[STATED PROBLEM]: Set each record down exactly, excluding all images.

Records about charts and figures:

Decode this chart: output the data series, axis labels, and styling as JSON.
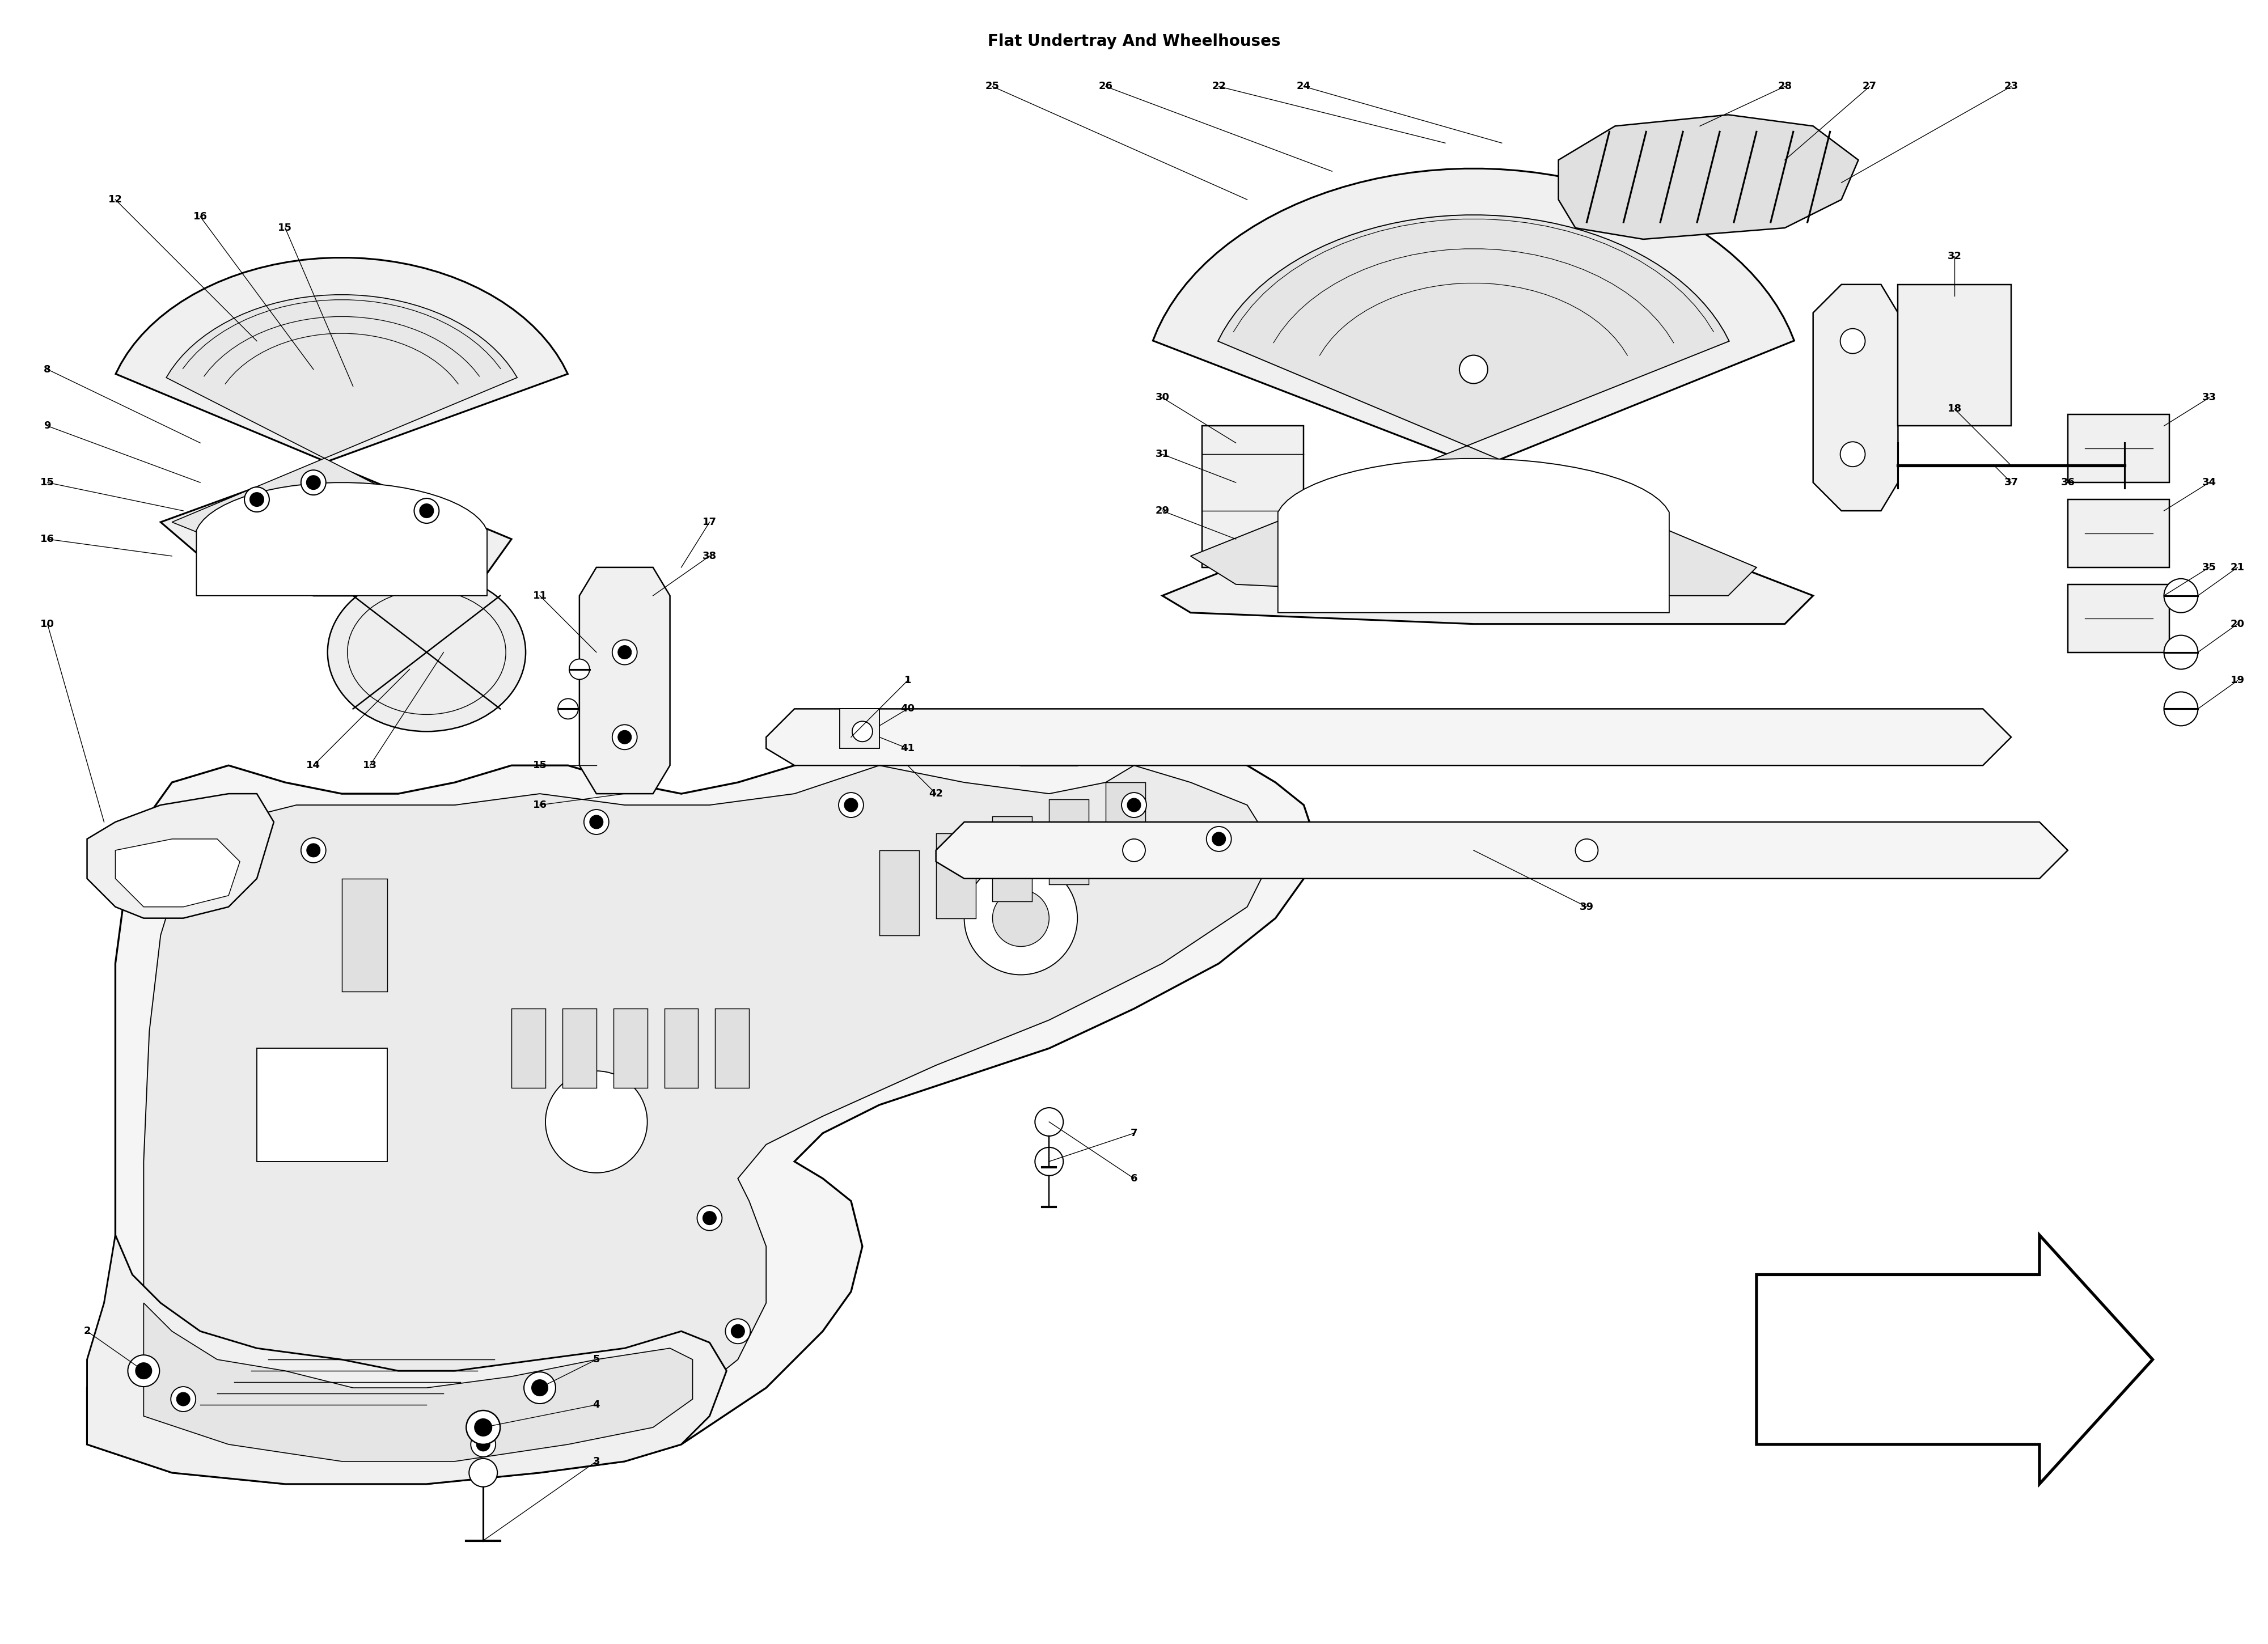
{
  "title": "Flat Undertray And Wheelhouses",
  "bg_color": "#ffffff",
  "line_color": "#000000",
  "fig_width": 40,
  "fig_height": 29,
  "label_fontsize": 13,
  "title_fontsize": 20,
  "lw": 1.5
}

[COMPLETE OUTPUT]:
Decode this chart: output the data series, axis labels, and styling as JSON.
{
  "title": "Flat Undertray And Wheelhouses",
  "bg_color": "#ffffff",
  "line_color": "#000000",
  "fig_width": 40,
  "fig_height": 29,
  "label_fontsize": 13,
  "title_fontsize": 20,
  "lw": 1.5
}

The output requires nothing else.